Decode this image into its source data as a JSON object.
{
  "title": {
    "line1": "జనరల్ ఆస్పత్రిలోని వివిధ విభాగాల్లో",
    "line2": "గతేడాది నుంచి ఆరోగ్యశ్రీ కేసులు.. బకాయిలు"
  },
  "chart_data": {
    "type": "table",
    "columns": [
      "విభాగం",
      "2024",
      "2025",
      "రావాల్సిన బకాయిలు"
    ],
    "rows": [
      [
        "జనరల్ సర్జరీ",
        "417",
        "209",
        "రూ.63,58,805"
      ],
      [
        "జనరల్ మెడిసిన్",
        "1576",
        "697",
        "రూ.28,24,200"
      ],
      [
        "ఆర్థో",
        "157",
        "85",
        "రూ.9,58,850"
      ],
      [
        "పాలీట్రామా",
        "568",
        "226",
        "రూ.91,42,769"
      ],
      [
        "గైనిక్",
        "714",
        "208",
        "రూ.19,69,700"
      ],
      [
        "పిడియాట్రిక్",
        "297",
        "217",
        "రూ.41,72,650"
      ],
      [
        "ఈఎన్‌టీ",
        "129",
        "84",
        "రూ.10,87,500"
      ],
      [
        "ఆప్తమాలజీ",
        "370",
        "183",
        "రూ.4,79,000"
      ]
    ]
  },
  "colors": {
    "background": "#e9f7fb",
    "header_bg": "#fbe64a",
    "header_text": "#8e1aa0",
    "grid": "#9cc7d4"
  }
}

○ ○ ○ ○

Stated problem:
Restate the whole listing exactly, leaving out nothing.

Exercise result:
Decode this image into its source data as a JSON object.
{
  "title": {
    "line1": "జనరల్ ఆస్పత్రిలోని వివిధ విభాగాల్లో",
    "line2": "గతేడాది నుంచి ఆరోగ్యశ్రీ కేసులు.. బకాయిలు"
  },
  "chart_data": {
    "type": "table",
    "columns": [
      "విభాగం",
      "2024",
      "2025",
      "రావాల్సిన బకాయిలు"
    ],
    "rows": [
      [
        "జనరల్ సర్జరీ",
        "417",
        "209",
        "రూ.63,58,805"
      ],
      [
        "జనరల్ మెడిసిన్",
        "1576",
        "697",
        "రూ.28,24,200"
      ],
      [
        "ఆర్థో",
        "157",
        "85",
        "రూ.9,58,850"
      ],
      [
        "పాలీట్రామా",
        "568",
        "226",
        "రూ.91,42,769"
      ],
      [
        "గైనిక్",
        "714",
        "208",
        "రూ.19,69,700"
      ],
      [
        "పిడియాట్రిక్",
        "297",
        "217",
        "రూ.41,72,650"
      ],
      [
        "ఈఎన్‌టీ",
        "129",
        "84",
        "రూ.10,87,500"
      ],
      [
        "ఆప్తమాలజీ",
        "370",
        "183",
        "రూ.4,79,000"
      ]
    ]
  },
  "colors": {
    "background": "#e9f7fb",
    "header_bg": "#fbe64a",
    "header_text": "#8e1aa0",
    "grid": "#9cc7d4"
  }
}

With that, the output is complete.